_RECORDS FOR THE TASK_:
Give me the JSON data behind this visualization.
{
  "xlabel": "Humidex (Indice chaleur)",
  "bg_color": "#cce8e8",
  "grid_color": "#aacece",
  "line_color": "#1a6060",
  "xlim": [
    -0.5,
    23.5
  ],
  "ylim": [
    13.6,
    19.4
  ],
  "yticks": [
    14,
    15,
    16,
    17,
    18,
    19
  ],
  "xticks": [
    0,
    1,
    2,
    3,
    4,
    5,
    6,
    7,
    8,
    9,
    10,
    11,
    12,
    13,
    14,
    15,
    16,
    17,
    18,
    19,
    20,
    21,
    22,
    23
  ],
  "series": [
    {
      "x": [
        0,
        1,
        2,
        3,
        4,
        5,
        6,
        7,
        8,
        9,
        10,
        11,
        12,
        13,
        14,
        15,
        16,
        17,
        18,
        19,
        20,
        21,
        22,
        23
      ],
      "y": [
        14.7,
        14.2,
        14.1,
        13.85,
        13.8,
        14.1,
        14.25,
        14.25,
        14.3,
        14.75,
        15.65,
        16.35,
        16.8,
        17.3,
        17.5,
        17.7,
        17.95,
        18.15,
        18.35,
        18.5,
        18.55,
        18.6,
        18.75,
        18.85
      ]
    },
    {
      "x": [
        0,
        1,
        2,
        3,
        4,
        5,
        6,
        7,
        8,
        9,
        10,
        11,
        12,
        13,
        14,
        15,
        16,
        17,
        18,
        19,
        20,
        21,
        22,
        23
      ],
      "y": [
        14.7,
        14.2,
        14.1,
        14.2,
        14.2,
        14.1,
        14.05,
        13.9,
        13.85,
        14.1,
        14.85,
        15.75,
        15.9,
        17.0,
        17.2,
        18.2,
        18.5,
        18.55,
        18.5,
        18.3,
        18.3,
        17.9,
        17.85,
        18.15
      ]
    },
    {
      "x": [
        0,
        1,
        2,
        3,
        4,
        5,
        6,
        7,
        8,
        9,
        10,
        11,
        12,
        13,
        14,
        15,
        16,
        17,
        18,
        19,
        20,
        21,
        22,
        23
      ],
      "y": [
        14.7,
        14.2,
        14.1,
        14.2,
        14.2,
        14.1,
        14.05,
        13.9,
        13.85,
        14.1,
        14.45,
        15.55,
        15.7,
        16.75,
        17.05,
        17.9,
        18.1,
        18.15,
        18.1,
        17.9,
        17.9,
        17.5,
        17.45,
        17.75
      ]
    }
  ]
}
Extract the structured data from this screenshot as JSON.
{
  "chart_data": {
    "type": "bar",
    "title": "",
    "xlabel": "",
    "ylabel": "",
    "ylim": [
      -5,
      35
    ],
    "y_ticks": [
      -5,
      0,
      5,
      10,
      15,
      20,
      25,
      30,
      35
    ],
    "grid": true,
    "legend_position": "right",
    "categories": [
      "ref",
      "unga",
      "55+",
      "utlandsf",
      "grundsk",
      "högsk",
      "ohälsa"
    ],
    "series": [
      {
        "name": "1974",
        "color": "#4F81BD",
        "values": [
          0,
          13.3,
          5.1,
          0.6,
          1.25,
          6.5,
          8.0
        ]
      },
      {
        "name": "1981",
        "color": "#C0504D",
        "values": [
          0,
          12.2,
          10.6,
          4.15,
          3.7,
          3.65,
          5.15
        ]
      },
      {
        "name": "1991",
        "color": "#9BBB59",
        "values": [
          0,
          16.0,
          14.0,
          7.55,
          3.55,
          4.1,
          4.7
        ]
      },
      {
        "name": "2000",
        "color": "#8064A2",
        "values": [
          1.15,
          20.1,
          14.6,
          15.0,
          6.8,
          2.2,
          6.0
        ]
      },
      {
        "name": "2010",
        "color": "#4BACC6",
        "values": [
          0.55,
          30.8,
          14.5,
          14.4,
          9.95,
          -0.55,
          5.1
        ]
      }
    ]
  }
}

_WHAT IS BEING ASKED_:
Go through the records above, find every line with the word "xlabel", and list those lines.

_ANSWER TO THE PROBLEM_:
  "xlabel": "Humidex (Indice chaleur)",
    "xlabel": "",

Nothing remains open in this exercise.